PROVIDED RECORDS:
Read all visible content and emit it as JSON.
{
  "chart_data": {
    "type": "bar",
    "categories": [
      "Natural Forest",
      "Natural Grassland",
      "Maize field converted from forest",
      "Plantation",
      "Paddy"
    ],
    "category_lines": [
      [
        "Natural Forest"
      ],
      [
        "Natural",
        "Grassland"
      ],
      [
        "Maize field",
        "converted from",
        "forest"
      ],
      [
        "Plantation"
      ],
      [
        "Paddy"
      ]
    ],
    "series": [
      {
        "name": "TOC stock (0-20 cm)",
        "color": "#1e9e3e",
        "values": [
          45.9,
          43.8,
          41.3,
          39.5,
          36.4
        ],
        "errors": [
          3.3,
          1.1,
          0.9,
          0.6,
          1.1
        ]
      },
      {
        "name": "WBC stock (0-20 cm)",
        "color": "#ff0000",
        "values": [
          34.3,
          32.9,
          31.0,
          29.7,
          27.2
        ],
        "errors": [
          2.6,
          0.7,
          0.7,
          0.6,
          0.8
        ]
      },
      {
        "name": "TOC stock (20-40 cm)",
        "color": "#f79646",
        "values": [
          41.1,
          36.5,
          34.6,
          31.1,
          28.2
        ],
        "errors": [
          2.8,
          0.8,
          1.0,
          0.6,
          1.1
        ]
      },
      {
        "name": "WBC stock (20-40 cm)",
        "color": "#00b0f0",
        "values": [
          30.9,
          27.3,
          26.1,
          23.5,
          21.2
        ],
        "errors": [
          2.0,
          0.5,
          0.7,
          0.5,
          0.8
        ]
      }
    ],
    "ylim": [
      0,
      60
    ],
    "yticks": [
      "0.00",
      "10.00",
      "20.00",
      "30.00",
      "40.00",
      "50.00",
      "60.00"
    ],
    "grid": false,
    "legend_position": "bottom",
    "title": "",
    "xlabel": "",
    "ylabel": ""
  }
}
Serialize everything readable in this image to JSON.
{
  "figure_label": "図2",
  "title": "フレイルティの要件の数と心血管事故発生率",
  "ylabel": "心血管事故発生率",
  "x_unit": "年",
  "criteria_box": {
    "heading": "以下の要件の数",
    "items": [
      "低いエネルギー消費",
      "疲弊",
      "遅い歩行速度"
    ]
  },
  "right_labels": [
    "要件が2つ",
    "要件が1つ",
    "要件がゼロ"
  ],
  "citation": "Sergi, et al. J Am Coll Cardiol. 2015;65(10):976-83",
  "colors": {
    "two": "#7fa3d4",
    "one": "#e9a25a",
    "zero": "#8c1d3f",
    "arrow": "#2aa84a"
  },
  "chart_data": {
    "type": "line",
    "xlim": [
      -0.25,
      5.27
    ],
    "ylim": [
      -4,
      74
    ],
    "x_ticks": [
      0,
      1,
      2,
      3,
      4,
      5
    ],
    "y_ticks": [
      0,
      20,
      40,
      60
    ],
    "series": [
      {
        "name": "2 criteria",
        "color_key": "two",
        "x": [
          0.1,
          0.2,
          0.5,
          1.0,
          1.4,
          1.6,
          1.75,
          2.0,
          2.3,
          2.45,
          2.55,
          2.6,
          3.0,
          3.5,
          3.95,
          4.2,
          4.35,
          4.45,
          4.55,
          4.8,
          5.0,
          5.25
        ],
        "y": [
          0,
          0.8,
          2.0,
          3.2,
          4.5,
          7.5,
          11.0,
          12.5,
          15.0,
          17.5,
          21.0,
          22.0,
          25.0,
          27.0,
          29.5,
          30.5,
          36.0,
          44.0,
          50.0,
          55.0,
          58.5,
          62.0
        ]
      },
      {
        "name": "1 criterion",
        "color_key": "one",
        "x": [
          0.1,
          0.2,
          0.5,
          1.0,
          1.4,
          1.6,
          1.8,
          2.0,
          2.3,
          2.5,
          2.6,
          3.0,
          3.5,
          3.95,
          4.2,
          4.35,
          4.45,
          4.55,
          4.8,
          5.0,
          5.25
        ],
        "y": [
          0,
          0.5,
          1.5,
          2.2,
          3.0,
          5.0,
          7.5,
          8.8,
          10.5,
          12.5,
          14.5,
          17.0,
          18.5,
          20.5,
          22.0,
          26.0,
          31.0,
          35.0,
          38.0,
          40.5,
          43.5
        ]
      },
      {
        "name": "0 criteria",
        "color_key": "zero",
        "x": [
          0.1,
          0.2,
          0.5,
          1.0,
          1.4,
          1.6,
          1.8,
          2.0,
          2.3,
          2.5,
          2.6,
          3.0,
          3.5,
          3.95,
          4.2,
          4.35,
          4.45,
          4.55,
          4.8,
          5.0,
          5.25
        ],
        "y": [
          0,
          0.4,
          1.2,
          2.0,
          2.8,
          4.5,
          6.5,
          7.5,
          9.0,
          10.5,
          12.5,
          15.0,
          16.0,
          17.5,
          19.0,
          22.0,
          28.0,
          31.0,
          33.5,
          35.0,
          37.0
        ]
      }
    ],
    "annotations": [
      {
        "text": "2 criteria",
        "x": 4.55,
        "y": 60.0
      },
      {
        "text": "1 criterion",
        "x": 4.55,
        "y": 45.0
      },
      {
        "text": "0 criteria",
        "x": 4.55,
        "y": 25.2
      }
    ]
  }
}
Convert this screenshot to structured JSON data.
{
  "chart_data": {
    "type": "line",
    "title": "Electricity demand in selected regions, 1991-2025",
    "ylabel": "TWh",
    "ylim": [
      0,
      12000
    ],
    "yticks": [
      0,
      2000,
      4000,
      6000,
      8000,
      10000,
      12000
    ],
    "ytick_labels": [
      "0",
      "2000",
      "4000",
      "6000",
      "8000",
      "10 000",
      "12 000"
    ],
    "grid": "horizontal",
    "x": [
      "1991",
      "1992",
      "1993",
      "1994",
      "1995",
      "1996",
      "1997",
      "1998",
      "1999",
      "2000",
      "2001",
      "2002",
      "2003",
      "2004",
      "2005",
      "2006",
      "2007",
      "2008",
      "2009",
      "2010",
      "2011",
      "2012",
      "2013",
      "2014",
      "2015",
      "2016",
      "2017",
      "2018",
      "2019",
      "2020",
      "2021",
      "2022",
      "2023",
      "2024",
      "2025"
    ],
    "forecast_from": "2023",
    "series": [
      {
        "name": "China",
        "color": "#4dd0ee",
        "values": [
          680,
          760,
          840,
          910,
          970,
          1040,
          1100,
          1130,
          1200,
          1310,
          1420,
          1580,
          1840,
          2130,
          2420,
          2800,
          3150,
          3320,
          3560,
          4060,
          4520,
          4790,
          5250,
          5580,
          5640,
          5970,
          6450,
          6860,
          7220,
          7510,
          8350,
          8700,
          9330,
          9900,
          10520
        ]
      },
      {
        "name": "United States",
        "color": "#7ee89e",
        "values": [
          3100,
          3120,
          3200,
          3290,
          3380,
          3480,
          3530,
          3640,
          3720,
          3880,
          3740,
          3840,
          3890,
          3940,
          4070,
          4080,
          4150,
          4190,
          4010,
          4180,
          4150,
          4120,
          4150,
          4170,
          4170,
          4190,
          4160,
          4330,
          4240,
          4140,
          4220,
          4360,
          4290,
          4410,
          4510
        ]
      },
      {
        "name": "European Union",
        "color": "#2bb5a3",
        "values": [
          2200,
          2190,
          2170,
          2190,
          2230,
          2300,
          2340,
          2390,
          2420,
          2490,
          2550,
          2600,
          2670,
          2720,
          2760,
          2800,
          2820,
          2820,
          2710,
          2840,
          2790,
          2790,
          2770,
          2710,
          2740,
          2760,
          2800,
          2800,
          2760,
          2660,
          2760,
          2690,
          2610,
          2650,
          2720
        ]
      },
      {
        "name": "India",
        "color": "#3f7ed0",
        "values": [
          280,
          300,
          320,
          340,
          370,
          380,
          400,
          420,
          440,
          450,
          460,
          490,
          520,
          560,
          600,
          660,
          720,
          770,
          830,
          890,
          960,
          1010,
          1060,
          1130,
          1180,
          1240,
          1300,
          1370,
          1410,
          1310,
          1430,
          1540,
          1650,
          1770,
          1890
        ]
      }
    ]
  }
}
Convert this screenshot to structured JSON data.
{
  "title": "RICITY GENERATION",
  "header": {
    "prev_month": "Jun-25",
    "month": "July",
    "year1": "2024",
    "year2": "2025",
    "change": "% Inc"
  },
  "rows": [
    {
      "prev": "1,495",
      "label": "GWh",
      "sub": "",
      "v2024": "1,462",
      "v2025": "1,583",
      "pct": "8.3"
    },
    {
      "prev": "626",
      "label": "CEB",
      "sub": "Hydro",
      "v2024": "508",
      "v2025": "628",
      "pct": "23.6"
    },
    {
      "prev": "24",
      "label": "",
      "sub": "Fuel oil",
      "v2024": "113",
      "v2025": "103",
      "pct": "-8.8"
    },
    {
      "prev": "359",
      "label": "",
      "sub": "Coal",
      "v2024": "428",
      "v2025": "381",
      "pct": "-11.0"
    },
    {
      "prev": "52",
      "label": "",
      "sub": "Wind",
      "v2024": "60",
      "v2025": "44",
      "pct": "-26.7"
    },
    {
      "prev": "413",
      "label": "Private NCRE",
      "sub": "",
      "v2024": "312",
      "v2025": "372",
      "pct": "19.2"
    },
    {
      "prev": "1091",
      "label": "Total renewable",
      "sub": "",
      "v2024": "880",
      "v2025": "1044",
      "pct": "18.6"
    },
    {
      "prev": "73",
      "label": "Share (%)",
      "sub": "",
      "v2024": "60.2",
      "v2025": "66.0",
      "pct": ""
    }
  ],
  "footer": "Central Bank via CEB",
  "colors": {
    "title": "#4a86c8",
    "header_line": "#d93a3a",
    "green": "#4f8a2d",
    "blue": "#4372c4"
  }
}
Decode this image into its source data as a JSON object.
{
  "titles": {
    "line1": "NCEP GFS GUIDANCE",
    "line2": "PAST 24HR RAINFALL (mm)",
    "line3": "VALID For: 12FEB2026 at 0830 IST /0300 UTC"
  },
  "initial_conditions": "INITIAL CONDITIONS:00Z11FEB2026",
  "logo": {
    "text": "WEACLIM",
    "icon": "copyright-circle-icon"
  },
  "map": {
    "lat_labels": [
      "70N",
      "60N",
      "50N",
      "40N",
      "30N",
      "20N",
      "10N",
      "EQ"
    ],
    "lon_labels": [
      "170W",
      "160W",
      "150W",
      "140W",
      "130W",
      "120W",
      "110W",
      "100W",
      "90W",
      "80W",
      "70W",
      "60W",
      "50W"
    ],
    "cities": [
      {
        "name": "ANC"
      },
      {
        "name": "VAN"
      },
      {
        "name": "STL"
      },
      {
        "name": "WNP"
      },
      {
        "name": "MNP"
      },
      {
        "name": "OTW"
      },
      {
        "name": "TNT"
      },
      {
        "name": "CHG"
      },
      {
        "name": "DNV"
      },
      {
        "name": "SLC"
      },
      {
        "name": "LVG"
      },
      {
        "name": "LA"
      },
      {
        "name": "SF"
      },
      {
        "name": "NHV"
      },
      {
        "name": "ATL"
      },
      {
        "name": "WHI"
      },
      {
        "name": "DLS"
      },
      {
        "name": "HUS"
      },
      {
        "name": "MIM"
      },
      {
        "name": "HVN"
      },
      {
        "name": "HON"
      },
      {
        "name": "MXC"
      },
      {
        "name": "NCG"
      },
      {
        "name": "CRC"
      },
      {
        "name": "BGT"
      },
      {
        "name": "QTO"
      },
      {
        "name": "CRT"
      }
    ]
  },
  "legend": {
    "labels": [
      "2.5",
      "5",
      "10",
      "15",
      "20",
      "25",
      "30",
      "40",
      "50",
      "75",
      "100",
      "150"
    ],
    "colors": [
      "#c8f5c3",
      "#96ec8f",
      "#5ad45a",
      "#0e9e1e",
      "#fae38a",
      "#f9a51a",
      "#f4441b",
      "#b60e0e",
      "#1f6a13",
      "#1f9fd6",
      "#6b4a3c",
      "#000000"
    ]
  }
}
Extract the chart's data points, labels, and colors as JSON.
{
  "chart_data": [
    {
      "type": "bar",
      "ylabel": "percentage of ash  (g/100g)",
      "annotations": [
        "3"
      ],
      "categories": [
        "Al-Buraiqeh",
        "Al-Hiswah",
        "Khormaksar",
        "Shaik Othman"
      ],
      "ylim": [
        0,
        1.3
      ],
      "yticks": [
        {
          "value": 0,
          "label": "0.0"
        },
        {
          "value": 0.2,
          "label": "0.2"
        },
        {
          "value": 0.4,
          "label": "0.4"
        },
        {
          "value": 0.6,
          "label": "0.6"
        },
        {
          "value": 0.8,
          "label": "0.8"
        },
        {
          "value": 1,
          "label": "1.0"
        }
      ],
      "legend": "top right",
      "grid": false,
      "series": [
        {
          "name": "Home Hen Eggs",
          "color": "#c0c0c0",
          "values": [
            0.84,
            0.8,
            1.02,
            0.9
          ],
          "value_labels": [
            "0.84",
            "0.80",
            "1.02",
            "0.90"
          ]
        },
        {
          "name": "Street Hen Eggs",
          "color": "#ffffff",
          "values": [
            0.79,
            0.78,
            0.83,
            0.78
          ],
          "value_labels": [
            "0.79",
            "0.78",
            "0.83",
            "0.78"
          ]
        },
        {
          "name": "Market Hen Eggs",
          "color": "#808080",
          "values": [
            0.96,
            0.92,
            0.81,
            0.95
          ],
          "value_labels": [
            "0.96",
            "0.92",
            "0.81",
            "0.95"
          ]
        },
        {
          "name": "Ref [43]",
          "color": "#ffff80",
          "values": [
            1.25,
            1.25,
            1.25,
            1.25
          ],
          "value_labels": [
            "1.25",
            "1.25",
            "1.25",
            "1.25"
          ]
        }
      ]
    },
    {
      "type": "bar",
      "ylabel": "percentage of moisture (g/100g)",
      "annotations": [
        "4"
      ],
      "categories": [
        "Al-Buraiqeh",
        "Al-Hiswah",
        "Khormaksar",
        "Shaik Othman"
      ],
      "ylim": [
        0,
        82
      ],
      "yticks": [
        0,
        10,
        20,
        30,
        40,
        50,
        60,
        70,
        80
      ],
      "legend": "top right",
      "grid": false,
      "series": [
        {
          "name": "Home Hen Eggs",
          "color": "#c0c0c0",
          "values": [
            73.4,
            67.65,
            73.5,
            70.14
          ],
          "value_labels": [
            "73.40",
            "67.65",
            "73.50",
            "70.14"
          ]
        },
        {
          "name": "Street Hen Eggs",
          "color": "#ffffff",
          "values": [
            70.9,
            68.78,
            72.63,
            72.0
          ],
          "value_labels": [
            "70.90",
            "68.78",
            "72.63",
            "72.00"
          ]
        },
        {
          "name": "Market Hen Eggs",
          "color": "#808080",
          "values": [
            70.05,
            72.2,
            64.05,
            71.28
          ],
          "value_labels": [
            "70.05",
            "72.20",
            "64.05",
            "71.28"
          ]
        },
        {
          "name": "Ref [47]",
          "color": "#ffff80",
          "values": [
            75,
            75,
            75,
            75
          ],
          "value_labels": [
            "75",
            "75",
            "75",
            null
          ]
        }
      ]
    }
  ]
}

WHAT IS ASKED:
Pull out every line of the records that includes the string "converted".

EXERCISE SOLUTION:
      "Maize field converted from forest",
        "converted from",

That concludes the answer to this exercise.